▶ **Job**: The listing below should be copied in full, word for word.

>> Start Data provided

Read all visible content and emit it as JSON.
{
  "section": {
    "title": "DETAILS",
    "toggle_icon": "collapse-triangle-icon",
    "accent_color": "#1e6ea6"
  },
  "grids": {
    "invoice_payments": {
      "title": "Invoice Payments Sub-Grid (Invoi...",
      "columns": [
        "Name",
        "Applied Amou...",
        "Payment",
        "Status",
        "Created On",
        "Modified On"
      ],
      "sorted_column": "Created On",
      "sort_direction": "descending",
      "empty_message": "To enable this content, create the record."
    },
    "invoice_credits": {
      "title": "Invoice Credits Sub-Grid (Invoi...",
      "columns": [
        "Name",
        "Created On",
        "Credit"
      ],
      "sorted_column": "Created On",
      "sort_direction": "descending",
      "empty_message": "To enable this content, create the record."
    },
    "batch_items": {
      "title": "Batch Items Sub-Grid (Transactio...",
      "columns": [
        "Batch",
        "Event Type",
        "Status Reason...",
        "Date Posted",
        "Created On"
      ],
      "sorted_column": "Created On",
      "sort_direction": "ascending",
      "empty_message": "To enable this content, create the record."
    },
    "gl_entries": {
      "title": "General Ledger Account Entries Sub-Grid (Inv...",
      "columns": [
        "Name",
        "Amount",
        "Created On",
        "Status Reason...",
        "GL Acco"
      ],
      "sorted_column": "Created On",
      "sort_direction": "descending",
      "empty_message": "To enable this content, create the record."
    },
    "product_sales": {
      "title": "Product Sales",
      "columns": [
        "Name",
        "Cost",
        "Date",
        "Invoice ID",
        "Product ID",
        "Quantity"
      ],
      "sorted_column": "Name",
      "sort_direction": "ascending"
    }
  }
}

>> End Data provided

▶ **Result of this exercise**:
Read all visible content and emit it as JSON.
{
  "section": {
    "title": "DETAILS",
    "toggle_icon": "collapse-triangle-icon",
    "accent_color": "#1e6ea6"
  },
  "grids": {
    "invoice_payments": {
      "title": "Invoice Payments Sub-Grid (Invoi...",
      "columns": [
        "Name",
        "Applied Amou...",
        "Payment",
        "Status",
        "Created On",
        "Modified On"
      ],
      "sorted_column": "Created On",
      "sort_direction": "descending",
      "empty_message": "To enable this content, create the record."
    },
    "invoice_credits": {
      "title": "Invoice Credits Sub-Grid (Invoi...",
      "columns": [
        "Name",
        "Created On",
        "Credit"
      ],
      "sorted_column": "Created On",
      "sort_direction": "descending",
      "empty_message": "To enable this content, create the record."
    },
    "batch_items": {
      "title": "Batch Items Sub-Grid (Transactio...",
      "columns": [
        "Batch",
        "Event Type",
        "Status Reason...",
        "Date Posted",
        "Created On"
      ],
      "sorted_column": "Created On",
      "sort_direction": "ascending",
      "empty_message": "To enable this content, create the record."
    },
    "gl_entries": {
      "title": "General Ledger Account Entries Sub-Grid (Inv...",
      "columns": [
        "Name",
        "Amount",
        "Created On",
        "Status Reason...",
        "GL Acco"
      ],
      "sorted_column": "Created On",
      "sort_direction": "descending",
      "empty_message": "To enable this content, create the record."
    },
    "product_sales": {
      "title": "Product Sales",
      "columns": [
        "Name",
        "Cost",
        "Date",
        "Invoice ID",
        "Product ID",
        "Quantity"
      ],
      "sorted_column": "Name",
      "sort_direction": "ascending"
    }
  }
}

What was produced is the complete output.